- Written request -
Return all lines in the material below that contain "Latina".

- Record excerpts -
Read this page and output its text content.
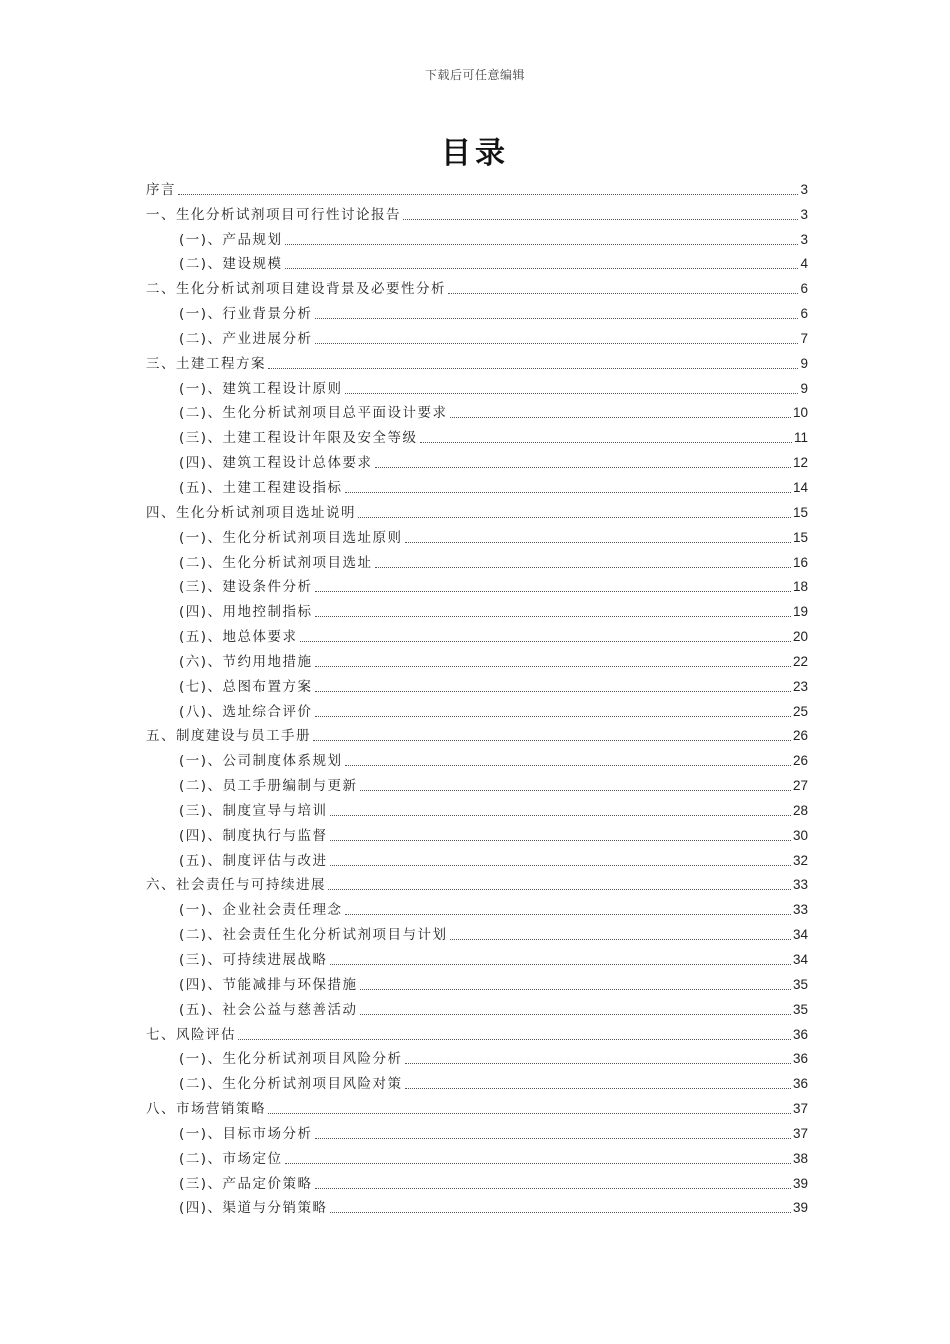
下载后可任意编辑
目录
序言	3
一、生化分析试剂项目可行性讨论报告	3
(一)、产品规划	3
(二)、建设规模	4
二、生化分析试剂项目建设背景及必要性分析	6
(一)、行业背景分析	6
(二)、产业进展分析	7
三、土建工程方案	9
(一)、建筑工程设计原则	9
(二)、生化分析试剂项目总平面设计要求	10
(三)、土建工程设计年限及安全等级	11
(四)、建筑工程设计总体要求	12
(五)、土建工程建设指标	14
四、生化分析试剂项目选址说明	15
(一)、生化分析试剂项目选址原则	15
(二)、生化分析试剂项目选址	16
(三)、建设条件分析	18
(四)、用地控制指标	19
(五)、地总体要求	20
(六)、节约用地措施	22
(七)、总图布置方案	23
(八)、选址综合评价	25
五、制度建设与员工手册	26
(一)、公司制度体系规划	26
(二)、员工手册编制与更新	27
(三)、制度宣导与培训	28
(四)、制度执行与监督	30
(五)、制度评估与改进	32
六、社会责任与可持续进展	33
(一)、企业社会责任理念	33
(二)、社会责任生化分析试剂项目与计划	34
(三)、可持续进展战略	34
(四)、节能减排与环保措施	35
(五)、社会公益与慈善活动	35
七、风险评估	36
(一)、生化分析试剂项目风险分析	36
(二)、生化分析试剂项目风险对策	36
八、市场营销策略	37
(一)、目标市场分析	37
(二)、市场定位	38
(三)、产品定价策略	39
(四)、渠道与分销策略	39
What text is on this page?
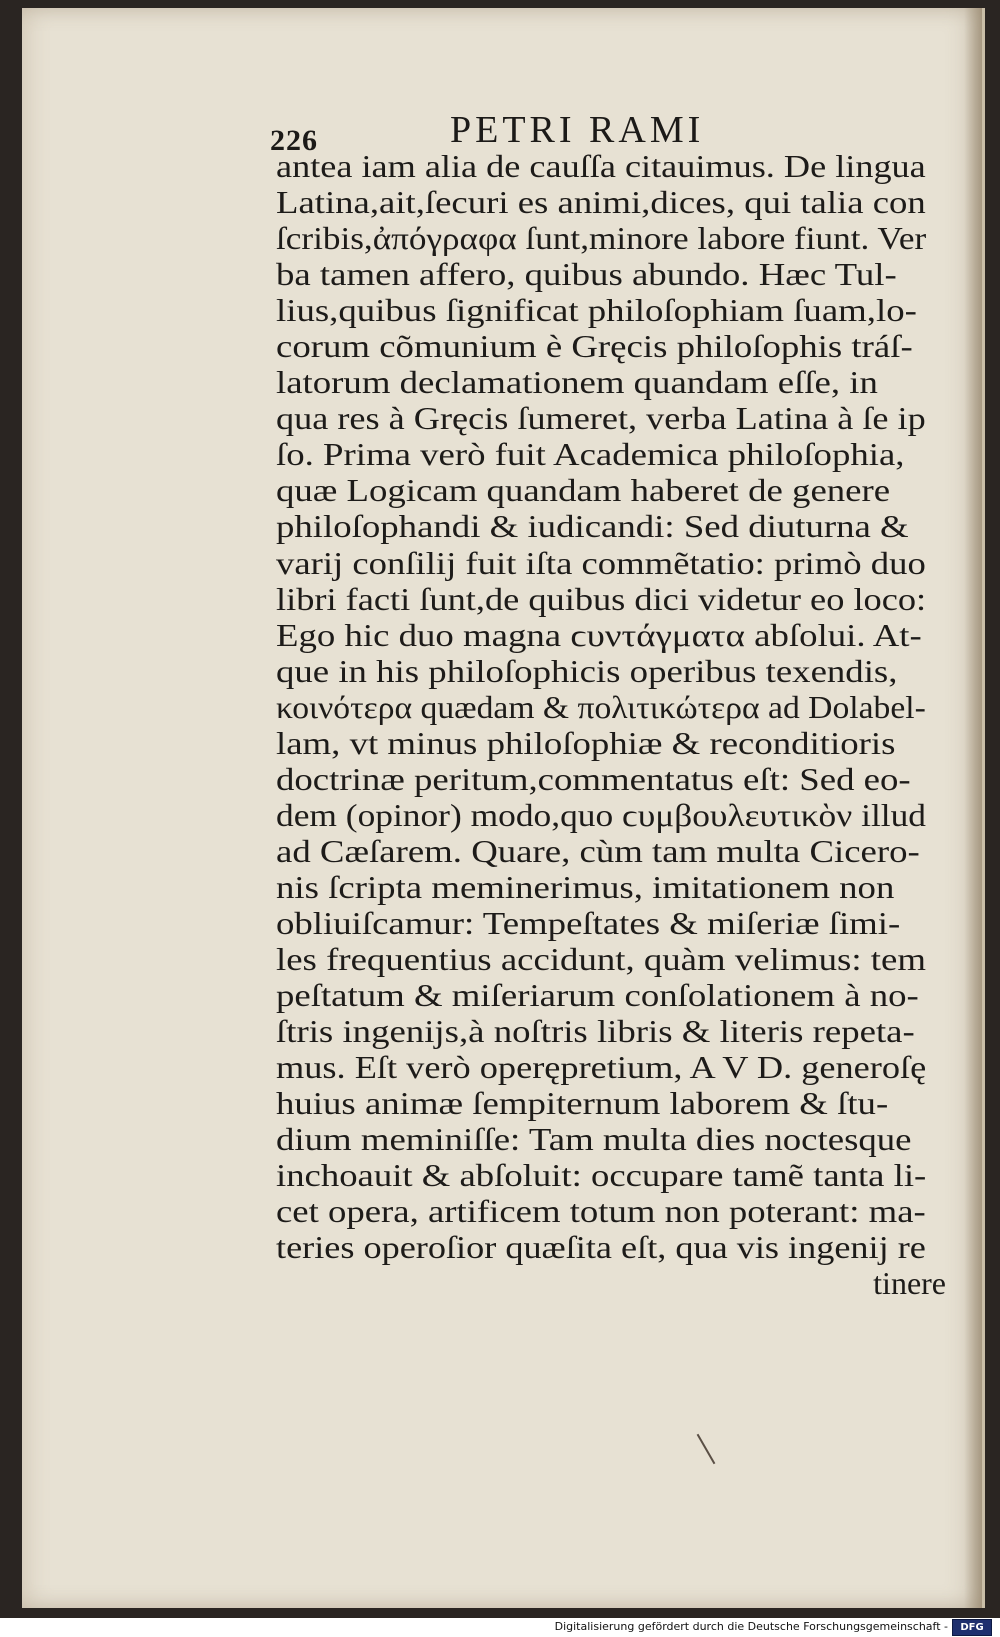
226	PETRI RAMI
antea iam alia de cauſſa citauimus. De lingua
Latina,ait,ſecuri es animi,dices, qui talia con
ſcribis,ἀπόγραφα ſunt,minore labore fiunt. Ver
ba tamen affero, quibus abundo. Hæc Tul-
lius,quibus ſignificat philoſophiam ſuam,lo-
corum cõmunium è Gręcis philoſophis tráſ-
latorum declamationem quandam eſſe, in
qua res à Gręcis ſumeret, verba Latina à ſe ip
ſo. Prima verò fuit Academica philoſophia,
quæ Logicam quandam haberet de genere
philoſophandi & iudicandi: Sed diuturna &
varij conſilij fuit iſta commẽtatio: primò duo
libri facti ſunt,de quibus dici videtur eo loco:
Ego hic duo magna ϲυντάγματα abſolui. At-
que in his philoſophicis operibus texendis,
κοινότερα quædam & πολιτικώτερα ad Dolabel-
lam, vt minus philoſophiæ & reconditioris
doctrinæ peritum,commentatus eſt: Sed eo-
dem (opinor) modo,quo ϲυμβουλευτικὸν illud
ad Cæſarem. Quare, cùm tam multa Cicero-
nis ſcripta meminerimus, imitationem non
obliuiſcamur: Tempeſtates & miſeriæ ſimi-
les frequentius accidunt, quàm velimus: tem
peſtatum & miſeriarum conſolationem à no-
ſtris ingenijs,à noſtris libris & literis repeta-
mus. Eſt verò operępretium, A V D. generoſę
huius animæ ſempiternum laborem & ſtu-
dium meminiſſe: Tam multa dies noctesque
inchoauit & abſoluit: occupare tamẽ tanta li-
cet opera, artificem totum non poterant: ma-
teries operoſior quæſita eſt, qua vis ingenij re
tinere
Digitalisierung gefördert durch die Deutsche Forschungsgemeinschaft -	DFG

==

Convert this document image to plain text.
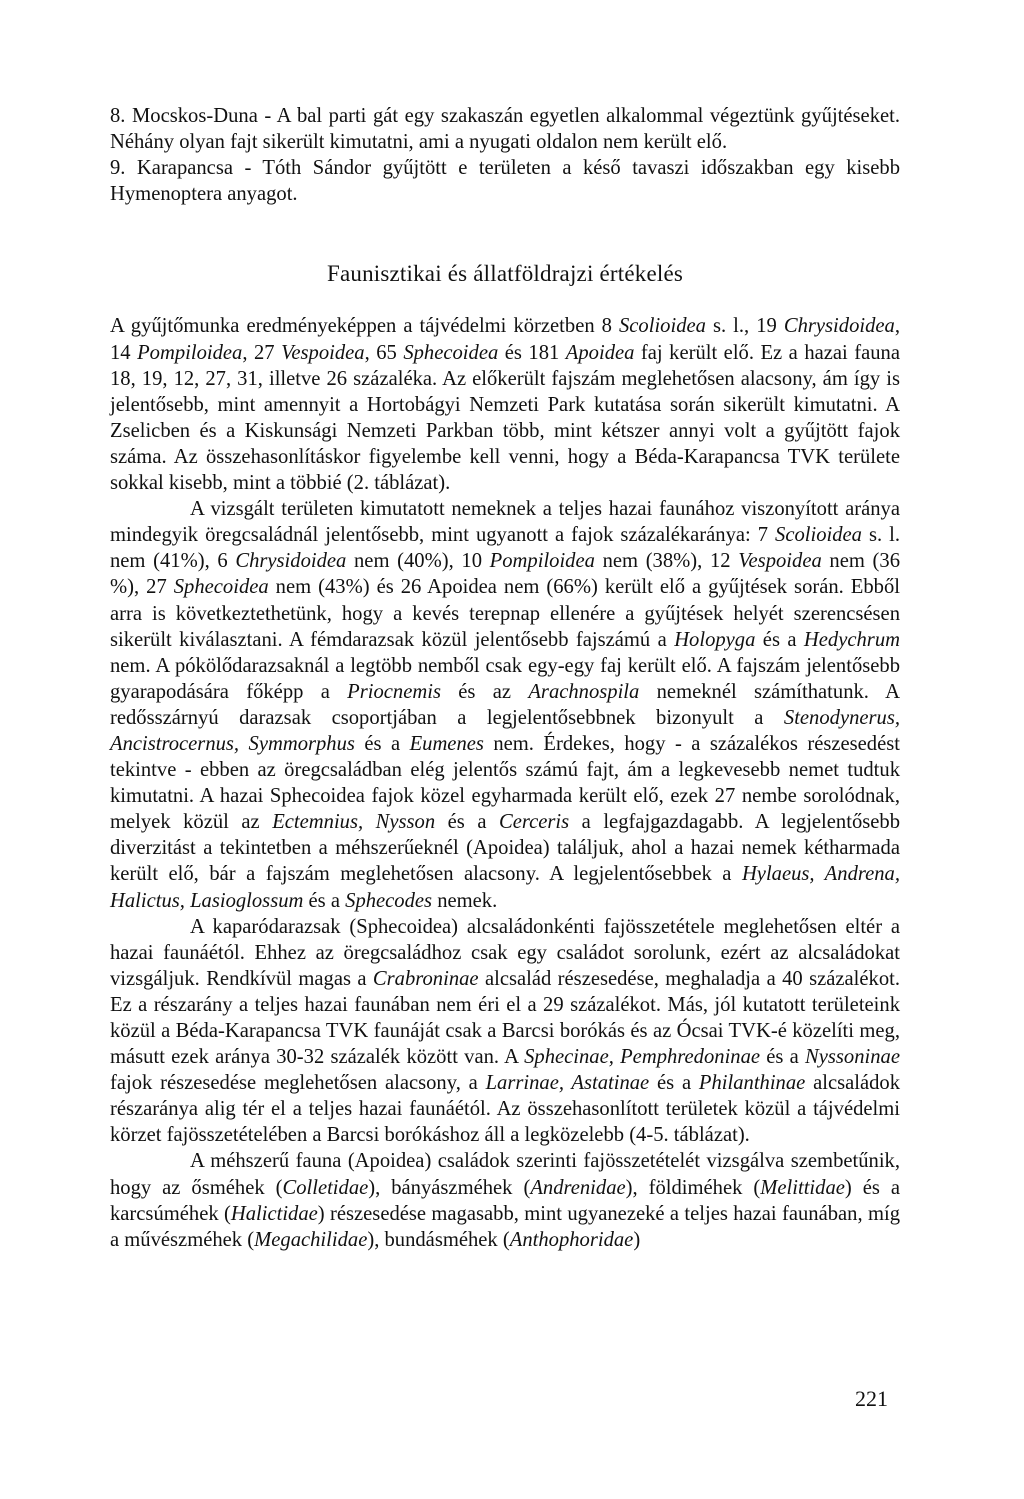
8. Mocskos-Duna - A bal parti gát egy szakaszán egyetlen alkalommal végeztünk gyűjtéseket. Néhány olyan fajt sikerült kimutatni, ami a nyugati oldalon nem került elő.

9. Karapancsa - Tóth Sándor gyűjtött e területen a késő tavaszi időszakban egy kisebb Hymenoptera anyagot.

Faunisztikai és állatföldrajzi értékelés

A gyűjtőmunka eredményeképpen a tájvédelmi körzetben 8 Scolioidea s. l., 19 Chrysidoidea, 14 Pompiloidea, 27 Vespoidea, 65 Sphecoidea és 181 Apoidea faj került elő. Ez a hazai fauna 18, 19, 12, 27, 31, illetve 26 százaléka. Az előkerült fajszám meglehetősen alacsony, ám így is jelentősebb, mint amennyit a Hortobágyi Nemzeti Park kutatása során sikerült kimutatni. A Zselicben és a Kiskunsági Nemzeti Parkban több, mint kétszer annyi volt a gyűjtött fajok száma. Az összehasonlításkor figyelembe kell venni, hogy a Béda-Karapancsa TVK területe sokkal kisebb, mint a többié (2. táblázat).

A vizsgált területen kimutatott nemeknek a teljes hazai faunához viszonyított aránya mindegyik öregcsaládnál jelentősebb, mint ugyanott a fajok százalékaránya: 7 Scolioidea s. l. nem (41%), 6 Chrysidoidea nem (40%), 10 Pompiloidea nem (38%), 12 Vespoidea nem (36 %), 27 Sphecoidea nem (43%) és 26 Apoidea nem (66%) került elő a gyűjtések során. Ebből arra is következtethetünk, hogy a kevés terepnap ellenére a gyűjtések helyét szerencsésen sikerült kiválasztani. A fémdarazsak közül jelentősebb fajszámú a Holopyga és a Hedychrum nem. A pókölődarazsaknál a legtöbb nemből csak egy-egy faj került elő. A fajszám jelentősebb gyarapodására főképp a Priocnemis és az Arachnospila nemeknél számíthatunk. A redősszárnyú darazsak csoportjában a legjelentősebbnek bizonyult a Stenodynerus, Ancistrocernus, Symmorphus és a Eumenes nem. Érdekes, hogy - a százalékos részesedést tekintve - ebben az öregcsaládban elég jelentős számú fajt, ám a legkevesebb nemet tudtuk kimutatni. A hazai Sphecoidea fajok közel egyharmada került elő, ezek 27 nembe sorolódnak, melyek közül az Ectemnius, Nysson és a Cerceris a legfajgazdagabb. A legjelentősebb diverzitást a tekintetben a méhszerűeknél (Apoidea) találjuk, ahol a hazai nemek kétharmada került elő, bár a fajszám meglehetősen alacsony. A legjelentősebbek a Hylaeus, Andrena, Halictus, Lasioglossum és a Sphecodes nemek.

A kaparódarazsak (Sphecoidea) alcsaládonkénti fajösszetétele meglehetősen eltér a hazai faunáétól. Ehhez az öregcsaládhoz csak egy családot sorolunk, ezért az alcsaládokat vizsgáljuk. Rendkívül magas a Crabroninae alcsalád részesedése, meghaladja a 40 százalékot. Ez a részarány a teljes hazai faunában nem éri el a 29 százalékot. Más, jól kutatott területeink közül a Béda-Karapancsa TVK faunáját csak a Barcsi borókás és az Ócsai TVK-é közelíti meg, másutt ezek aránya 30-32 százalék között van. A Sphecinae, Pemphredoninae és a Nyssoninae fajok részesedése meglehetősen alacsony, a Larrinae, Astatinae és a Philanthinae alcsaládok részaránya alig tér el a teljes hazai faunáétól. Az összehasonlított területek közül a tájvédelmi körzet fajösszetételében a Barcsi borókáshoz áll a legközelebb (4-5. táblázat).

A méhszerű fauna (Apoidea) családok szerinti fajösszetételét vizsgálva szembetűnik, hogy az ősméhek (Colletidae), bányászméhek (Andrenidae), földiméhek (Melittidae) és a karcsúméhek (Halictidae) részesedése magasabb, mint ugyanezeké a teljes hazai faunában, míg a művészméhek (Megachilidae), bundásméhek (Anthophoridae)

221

- Output for this exercise -
Latina,ait,ſecuri es animi,dices, qui talia con
qua res à Gręcis ſumeret, verba Latina à ſe ip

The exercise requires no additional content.